• Instruction:
Return the listing below word for word.
[Begin Provided information]
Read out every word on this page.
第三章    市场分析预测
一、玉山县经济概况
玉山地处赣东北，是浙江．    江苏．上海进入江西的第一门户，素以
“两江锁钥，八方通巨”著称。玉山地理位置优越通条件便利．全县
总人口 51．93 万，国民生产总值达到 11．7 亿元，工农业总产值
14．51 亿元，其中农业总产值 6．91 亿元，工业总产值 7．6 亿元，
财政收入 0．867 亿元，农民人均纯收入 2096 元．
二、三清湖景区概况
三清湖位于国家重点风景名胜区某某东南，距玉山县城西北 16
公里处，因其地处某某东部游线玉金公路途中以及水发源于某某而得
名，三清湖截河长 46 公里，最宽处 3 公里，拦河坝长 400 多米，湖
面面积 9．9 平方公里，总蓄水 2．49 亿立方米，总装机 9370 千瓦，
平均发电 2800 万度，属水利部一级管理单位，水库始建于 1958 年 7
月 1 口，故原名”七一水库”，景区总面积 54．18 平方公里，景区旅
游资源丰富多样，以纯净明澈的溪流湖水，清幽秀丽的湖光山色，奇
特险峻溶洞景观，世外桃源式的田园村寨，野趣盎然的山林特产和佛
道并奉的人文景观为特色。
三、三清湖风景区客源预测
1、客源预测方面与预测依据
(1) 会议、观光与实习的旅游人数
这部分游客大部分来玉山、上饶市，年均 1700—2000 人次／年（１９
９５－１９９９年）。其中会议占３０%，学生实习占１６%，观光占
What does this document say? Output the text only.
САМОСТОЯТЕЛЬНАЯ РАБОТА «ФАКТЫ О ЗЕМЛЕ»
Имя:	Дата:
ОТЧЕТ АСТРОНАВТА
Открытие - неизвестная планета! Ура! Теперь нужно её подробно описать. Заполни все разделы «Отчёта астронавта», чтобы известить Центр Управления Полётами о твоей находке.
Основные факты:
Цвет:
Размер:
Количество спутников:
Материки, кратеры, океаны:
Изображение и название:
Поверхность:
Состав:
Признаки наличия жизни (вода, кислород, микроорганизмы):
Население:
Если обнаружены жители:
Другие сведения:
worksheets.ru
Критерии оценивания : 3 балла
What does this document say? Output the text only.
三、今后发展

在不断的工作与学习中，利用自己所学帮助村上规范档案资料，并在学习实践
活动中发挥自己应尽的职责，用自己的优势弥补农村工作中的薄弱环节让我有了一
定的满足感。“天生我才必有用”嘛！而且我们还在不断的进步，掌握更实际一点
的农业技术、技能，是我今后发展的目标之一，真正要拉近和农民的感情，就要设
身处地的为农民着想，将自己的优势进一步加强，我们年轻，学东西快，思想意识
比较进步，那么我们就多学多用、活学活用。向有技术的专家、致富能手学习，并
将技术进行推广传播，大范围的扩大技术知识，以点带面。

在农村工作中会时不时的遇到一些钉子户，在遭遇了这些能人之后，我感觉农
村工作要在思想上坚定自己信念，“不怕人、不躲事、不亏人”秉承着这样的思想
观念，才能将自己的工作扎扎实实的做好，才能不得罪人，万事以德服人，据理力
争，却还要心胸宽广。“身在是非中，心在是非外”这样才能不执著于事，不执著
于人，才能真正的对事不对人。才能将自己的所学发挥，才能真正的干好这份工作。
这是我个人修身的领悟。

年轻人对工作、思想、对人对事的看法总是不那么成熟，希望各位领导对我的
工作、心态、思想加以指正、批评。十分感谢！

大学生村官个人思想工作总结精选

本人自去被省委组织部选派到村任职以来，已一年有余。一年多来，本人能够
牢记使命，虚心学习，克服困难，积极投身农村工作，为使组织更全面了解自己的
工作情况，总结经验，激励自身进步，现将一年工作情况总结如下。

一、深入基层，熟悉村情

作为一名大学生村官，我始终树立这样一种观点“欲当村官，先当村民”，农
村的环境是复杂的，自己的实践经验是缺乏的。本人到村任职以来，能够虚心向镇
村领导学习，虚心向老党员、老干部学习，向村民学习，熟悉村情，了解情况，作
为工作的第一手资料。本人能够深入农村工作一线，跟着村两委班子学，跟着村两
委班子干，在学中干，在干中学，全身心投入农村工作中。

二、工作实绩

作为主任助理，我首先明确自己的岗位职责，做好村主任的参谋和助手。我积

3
[End Provided information]
• Complete answer:
Read out every word on this page.
第三章    市场分析预测
一、玉山县经济概况
玉山地处赣东北，是浙江．    江苏．上海进入江西的第一门户，素以
“两江锁钥，八方通巨”著称。玉山地理位置优越通条件便利．全县
总人口 51．93 万，国民生产总值达到 11．7 亿元，工农业总产值
14．51 亿元，其中农业总产值 6．91 亿元，工业总产值 7．6 亿元，
财政收入 0．867 亿元，农民人均纯收入 2096 元．
二、三清湖景区概况
三清湖位于国家重点风景名胜区某某东南，距玉山县城西北 16
公里处，因其地处某某东部游线玉金公路途中以及水发源于某某而得
名，三清湖截河长 46 公里，最宽处 3 公里，拦河坝长 400 多米，湖
面面积 9．9 平方公里，总蓄水 2．49 亿立方米，总装机 9370 千瓦，
平均发电 2800 万度，属水利部一级管理单位，水库始建于 1958 年 7
月 1 口，故原名”七一水库”，景区总面积 54．18 平方公里，景区旅
游资源丰富多样，以纯净明澈的溪流湖水，清幽秀丽的湖光山色，奇
特险峻溶洞景观，世外桃源式的田园村寨，野趣盎然的山林特产和佛
道并奉的人文景观为特色。
三、三清湖风景区客源预测
1、客源预测方面与预测依据
(1) 会议、观光与实习的旅游人数
这部分游客大部分来玉山、上饶市，年均 1700—2000 人次／年（１９
９５－１９９９年）。其中会议占３０%，学生实习占１６%，观光占
What does this document say? Output the text only.
САМОСТОЯТЕЛЬНАЯ РАБОТА «ФАКТЫ О ЗЕМЛЕ»
Имя:	Дата:
ОТЧЕТ АСТРОНАВТА
Открытие - неизвестная планета! Ура! Теперь нужно её подробно описать. Заполни все разделы «Отчёта астронавта», чтобы известить Центр Управления Полётами о твоей находке.
Основные факты:
Цвет:
Размер:
Количество спутников:
Материки, кратеры, океаны:
Изображение и название:
Поверхность:
Состав:
Признаки наличия жизни (вода, кислород, микроорганизмы):
Население:
Если обнаружены жители:
Другие сведения:
worksheets.ru
Критерии оценивания : 3 балла
What does this document say? Output the text only.
三、今后发展

在不断的工作与学习中，利用自己所学帮助村上规范档案资料，并在学习实践
活动中发挥自己应尽的职责，用自己的优势弥补农村工作中的薄弱环节让我有了一
定的满足感。“天生我才必有用”嘛！而且我们还在不断的进步，掌握更实际一点
的农业技术、技能，是我今后发展的目标之一，真正要拉近和农民的感情，就要设
身处地的为农民着想，将自己的优势进一步加强，我们年轻，学东西快，思想意识
比较进步，那么我们就多学多用、活学活用。向有技术的专家、致富能手学习，并
将技术进行推广传播，大范围的扩大技术知识，以点带面。

在农村工作中会时不时的遇到一些钉子户，在遭遇了这些能人之后，我感觉农
村工作要在思想上坚定自己信念，“不怕人、不躲事、不亏人”秉承着这样的思想
观念，才能将自己的工作扎扎实实的做好，才能不得罪人，万事以德服人，据理力
争，却还要心胸宽广。“身在是非中，心在是非外”这样才能不执著于事，不执著
于人，才能真正的对事不对人。才能将自己的所学发挥，才能真正的干好这份工作。
这是我个人修身的领悟。

年轻人对工作、思想、对人对事的看法总是不那么成熟，希望各位领导对我的
工作、心态、思想加以指正、批评。十分感谢！

大学生村官个人思想工作总结精选

本人自去被省委组织部选派到村任职以来，已一年有余。一年多来，本人能够
牢记使命，虚心学习，克服困难，积极投身农村工作，为使组织更全面了解自己的
工作情况，总结经验，激励自身进步，现将一年工作情况总结如下。

一、深入基层，熟悉村情

作为一名大学生村官，我始终树立这样一种观点“欲当村官，先当村民”，农
村的环境是复杂的，自己的实践经验是缺乏的。本人到村任职以来，能够虚心向镇
村领导学习，虚心向老党员、老干部学习，向村民学习，熟悉村情，了解情况，作
为工作的第一手资料。本人能够深入农村工作一线，跟着村两委班子学，跟着村两
委班子干，在学中干，在干中学，全身心投入农村工作中。

二、工作实绩

作为主任助理，我首先明确自己的岗位职责，做好村主任的参谋和助手。我积

3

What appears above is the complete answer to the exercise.